Do this
Do any lines in the data below contain "page"? If so, copy every one of them.

Saved data entries
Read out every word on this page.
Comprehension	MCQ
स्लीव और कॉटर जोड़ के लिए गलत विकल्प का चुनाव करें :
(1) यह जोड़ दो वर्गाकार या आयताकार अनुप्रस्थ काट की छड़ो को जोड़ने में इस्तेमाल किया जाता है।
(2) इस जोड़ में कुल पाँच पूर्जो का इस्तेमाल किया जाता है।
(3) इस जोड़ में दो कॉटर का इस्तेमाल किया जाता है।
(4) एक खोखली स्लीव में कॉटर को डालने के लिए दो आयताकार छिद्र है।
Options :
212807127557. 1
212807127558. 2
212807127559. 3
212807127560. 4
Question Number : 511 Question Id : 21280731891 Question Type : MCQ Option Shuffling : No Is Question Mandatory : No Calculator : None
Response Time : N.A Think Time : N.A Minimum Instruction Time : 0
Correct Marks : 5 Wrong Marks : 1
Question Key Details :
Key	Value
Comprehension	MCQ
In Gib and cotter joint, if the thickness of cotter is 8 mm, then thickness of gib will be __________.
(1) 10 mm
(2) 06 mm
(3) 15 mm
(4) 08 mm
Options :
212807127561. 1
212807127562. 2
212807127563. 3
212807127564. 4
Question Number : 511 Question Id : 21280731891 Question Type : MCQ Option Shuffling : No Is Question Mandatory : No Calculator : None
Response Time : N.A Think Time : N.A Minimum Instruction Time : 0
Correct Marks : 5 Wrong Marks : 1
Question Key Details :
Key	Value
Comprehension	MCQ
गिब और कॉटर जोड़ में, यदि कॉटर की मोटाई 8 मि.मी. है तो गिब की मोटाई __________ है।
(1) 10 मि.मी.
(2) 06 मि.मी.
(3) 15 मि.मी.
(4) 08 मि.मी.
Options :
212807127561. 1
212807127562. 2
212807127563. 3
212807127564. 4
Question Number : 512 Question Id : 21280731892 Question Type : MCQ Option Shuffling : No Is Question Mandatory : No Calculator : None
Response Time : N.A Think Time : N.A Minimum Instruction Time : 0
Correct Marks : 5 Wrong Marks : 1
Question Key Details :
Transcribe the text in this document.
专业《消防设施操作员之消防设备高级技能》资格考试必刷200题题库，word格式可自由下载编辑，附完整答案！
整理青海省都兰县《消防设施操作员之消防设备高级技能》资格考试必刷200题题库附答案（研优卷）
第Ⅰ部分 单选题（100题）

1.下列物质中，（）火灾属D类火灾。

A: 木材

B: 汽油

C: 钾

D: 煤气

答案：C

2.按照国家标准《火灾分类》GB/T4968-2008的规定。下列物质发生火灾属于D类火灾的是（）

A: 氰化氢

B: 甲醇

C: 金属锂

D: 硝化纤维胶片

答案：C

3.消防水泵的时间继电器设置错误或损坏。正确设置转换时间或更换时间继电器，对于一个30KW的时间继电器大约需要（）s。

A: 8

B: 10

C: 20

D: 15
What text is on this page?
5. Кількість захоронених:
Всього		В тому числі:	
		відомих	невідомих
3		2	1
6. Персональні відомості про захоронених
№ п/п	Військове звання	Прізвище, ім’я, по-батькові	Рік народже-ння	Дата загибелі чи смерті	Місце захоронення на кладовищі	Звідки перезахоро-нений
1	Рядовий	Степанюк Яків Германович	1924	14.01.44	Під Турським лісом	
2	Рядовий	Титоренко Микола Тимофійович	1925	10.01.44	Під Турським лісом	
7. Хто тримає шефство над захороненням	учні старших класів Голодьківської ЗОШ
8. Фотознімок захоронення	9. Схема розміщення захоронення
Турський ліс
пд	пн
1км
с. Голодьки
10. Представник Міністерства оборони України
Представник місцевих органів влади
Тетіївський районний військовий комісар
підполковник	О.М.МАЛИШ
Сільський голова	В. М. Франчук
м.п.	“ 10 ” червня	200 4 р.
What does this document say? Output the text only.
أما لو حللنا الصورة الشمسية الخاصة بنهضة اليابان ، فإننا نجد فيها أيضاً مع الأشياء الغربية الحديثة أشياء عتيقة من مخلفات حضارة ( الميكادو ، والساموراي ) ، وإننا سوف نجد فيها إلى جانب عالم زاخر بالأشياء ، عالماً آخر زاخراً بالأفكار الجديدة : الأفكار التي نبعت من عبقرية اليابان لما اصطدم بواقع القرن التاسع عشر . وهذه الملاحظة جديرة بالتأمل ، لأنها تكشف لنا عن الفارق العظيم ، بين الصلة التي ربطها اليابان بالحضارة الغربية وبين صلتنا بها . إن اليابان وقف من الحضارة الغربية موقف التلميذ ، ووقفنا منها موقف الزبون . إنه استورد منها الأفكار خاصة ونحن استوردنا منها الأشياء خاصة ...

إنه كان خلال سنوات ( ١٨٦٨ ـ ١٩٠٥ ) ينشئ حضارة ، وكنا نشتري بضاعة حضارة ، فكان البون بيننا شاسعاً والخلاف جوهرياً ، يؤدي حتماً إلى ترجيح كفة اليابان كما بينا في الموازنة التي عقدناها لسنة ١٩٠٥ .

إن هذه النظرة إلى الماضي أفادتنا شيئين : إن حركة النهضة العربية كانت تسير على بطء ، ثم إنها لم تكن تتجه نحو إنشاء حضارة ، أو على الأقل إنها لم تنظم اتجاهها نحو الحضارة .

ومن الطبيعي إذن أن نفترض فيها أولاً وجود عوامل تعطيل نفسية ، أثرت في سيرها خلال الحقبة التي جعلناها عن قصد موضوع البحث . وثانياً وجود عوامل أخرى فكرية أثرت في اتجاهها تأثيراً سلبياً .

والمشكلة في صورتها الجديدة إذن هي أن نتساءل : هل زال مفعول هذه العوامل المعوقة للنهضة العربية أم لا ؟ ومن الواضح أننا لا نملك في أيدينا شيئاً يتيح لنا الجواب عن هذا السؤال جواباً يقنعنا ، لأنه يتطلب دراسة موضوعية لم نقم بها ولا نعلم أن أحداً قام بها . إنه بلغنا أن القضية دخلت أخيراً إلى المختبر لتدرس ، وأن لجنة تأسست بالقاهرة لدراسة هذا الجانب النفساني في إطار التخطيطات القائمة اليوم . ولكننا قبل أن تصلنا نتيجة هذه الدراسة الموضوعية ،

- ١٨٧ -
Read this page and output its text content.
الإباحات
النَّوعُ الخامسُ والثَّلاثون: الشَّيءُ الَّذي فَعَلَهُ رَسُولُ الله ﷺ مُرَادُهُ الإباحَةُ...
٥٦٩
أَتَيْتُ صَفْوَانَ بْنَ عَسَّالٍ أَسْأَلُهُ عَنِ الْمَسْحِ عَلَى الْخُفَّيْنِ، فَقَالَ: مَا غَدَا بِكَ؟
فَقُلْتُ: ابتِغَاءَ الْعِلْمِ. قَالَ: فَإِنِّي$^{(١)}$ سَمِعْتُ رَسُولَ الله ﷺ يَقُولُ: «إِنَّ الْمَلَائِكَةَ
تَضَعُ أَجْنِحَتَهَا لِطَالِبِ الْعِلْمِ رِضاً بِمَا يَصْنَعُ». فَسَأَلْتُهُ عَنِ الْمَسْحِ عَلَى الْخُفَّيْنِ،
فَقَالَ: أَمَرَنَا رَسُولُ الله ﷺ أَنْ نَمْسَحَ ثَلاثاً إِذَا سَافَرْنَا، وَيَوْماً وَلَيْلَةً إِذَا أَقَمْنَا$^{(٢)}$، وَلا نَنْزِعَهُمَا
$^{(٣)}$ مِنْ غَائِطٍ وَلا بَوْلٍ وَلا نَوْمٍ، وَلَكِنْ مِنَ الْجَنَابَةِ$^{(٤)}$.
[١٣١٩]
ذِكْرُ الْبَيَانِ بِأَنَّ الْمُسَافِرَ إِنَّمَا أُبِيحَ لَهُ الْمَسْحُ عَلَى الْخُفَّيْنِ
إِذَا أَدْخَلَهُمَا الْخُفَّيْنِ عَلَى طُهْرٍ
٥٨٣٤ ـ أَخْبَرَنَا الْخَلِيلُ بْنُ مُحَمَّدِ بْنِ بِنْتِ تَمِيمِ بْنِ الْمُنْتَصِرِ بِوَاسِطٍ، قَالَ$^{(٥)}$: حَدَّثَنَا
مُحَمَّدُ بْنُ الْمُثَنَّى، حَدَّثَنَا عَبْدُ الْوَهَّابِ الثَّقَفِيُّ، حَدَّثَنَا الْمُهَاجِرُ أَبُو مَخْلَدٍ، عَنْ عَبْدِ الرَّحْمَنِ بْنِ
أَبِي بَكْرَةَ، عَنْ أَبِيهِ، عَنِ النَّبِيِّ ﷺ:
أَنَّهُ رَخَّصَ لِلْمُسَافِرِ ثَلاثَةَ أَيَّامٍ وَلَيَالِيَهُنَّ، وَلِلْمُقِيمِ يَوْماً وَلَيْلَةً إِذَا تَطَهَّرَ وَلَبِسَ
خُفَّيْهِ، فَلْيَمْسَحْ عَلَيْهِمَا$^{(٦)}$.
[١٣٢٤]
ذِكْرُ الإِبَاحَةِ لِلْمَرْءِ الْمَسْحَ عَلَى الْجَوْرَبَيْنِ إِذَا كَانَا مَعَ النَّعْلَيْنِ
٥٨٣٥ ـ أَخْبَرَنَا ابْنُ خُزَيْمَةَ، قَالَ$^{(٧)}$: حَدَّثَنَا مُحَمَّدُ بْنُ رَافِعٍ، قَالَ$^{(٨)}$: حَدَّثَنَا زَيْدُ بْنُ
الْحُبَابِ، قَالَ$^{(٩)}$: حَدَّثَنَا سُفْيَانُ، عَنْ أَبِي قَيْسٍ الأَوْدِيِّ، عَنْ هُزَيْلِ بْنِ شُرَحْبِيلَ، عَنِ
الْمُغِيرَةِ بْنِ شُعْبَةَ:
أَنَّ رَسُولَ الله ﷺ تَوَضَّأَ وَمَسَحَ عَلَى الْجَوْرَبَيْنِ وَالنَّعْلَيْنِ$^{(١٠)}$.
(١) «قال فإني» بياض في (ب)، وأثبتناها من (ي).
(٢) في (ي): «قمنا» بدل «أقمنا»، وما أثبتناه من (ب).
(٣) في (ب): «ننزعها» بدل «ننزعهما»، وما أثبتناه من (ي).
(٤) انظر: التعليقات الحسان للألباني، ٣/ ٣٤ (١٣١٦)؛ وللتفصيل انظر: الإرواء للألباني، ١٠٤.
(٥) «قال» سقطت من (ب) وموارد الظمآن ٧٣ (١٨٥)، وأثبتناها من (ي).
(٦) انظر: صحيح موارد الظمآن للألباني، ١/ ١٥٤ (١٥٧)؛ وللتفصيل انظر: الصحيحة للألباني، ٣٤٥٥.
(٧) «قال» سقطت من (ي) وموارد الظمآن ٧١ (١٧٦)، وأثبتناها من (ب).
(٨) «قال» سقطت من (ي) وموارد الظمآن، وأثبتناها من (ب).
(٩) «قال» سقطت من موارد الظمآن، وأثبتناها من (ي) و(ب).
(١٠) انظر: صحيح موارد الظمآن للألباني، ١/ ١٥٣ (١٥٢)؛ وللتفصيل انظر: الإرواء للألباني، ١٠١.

Complete output
Read out every word on this page.
What text is on this page?
Read this page and output its text content.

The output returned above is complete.